#### [REQUIRED TASK]
All entries should be output exactly as they stand.

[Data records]
┌──
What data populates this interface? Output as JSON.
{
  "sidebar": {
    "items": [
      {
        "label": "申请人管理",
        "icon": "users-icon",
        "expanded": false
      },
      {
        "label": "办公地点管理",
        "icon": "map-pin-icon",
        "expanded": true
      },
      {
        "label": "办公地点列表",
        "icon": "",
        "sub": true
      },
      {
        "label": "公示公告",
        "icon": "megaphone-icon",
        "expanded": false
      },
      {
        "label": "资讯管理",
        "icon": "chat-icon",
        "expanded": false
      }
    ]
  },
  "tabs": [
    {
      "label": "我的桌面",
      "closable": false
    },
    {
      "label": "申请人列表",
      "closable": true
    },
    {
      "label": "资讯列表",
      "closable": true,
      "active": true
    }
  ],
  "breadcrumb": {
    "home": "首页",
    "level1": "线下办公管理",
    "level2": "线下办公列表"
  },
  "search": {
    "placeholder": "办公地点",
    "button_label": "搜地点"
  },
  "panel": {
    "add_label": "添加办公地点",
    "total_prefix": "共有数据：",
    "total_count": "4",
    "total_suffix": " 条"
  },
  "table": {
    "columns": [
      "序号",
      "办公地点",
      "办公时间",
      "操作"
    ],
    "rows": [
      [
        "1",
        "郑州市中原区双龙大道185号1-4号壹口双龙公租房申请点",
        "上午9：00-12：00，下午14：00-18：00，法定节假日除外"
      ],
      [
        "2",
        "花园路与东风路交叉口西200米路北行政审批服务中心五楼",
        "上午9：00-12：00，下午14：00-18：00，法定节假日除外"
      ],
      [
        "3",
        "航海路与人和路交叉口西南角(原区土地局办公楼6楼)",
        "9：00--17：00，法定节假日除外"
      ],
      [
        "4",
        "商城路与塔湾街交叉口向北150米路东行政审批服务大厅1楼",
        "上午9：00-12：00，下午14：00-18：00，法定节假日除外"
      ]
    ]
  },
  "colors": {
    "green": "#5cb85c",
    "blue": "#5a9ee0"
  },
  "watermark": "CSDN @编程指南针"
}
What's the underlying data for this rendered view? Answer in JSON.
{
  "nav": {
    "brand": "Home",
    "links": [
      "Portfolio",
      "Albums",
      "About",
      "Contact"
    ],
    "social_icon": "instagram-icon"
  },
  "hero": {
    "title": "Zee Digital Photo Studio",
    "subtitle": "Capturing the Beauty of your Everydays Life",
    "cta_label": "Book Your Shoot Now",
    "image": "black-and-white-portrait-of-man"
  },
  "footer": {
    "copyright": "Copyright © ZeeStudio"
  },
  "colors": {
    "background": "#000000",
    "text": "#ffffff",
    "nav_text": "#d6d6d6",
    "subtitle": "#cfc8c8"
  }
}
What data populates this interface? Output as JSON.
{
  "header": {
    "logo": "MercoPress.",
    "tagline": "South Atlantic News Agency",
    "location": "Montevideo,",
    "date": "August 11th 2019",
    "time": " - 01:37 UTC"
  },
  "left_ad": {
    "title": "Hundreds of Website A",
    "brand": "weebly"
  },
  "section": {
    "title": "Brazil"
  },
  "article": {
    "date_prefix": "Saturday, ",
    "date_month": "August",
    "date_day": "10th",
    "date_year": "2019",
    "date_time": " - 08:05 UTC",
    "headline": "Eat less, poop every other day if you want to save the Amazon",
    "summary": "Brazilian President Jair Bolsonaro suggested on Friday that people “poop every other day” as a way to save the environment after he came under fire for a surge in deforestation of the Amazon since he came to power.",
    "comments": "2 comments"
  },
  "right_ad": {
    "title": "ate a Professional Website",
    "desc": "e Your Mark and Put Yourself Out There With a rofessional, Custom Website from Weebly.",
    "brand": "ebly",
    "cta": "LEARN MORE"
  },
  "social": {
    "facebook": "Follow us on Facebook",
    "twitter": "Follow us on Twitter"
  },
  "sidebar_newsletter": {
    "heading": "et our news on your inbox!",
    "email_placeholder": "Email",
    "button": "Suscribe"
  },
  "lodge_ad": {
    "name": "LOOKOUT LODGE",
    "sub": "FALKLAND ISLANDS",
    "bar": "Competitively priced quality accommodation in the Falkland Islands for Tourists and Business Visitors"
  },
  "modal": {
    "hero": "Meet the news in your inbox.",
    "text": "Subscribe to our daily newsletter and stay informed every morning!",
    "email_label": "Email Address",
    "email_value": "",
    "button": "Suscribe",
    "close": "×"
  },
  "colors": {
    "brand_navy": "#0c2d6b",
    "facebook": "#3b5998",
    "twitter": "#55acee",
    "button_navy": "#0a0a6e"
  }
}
└──
#### [FINAL RESULT]
What data populates this interface? Output as JSON.
{
  "sidebar": {
    "items": [
      {
        "label": "申请人管理",
        "icon": "users-icon",
        "expanded": false
      },
      {
        "label": "办公地点管理",
        "icon": "map-pin-icon",
        "expanded": true
      },
      {
        "label": "办公地点列表",
        "icon": "",
        "sub": true
      },
      {
        "label": "公示公告",
        "icon": "megaphone-icon",
        "expanded": false
      },
      {
        "label": "资讯管理",
        "icon": "chat-icon",
        "expanded": false
      }
    ]
  },
  "tabs": [
    {
      "label": "我的桌面",
      "closable": false
    },
    {
      "label": "申请人列表",
      "closable": true
    },
    {
      "label": "资讯列表",
      "closable": true,
      "active": true
    }
  ],
  "breadcrumb": {
    "home": "首页",
    "level1": "线下办公管理",
    "level2": "线下办公列表"
  },
  "search": {
    "placeholder": "办公地点",
    "button_label": "搜地点"
  },
  "panel": {
    "add_label": "添加办公地点",
    "total_prefix": "共有数据：",
    "total_count": "4",
    "total_suffix": " 条"
  },
  "table": {
    "columns": [
      "序号",
      "办公地点",
      "办公时间",
      "操作"
    ],
    "rows": [
      [
        "1",
        "郑州市中原区双龙大道185号1-4号壹口双龙公租房申请点",
        "上午9：00-12：00，下午14：00-18：00，法定节假日除外"
      ],
      [
        "2",
        "花园路与东风路交叉口西200米路北行政审批服务中心五楼",
        "上午9：00-12：00，下午14：00-18：00，法定节假日除外"
      ],
      [
        "3",
        "航海路与人和路交叉口西南角(原区土地局办公楼6楼)",
        "9：00--17：00，法定节假日除外"
      ],
      [
        "4",
        "商城路与塔湾街交叉口向北150米路东行政审批服务大厅1楼",
        "上午9：00-12：00，下午14：00-18：00，法定节假日除外"
      ]
    ]
  },
  "colors": {
    "green": "#5cb85c",
    "blue": "#5a9ee0"
  },
  "watermark": "CSDN @编程指南针"
}
What's the underlying data for this rendered view? Answer in JSON.
{
  "nav": {
    "brand": "Home",
    "links": [
      "Portfolio",
      "Albums",
      "About",
      "Contact"
    ],
    "social_icon": "instagram-icon"
  },
  "hero": {
    "title": "Zee Digital Photo Studio",
    "subtitle": "Capturing the Beauty of your Everydays Life",
    "cta_label": "Book Your Shoot Now",
    "image": "black-and-white-portrait-of-man"
  },
  "footer": {
    "copyright": "Copyright © ZeeStudio"
  },
  "colors": {
    "background": "#000000",
    "text": "#ffffff",
    "nav_text": "#d6d6d6",
    "subtitle": "#cfc8c8"
  }
}
What data populates this interface? Output as JSON.
{
  "header": {
    "logo": "MercoPress.",
    "tagline": "South Atlantic News Agency",
    "location": "Montevideo,",
    "date": "August 11th 2019",
    "time": " - 01:37 UTC"
  },
  "left_ad": {
    "title": "Hundreds of Website A",
    "brand": "weebly"
  },
  "section": {
    "title": "Brazil"
  },
  "article": {
    "date_prefix": "Saturday, ",
    "date_month": "August",
    "date_day": "10th",
    "date_year": "2019",
    "date_time": " - 08:05 UTC",
    "headline": "Eat less, poop every other day if you want to save the Amazon",
    "summary": "Brazilian President Jair Bolsonaro suggested on Friday that people “poop every other day” as a way to save the environment after he came under fire for a surge in deforestation of the Amazon since he came to power.",
    "comments": "2 comments"
  },
  "right_ad": {
    "title": "ate a Professional Website",
    "desc": "e Your Mark and Put Yourself Out There With a rofessional, Custom Website from Weebly.",
    "brand": "ebly",
    "cta": "LEARN MORE"
  },
  "social": {
    "facebook": "Follow us on Facebook",
    "twitter": "Follow us on Twitter"
  },
  "sidebar_newsletter": {
    "heading": "et our news on your inbox!",
    "email_placeholder": "Email",
    "button": "Suscribe"
  },
  "lodge_ad": {
    "name": "LOOKOUT LODGE",
    "sub": "FALKLAND ISLANDS",
    "bar": "Competitively priced quality accommodation in the Falkland Islands for Tourists and Business Visitors"
  },
  "modal": {
    "hero": "Meet the news in your inbox.",
    "text": "Subscribe to our daily newsletter and stay informed every morning!",
    "email_label": "Email Address",
    "email_value": "",
    "button": "Suscribe",
    "close": "×"
  },
  "colors": {
    "brand_navy": "#0c2d6b",
    "facebook": "#3b5998",
    "twitter": "#55acee",
    "button_navy": "#0a0a6e"
  }
}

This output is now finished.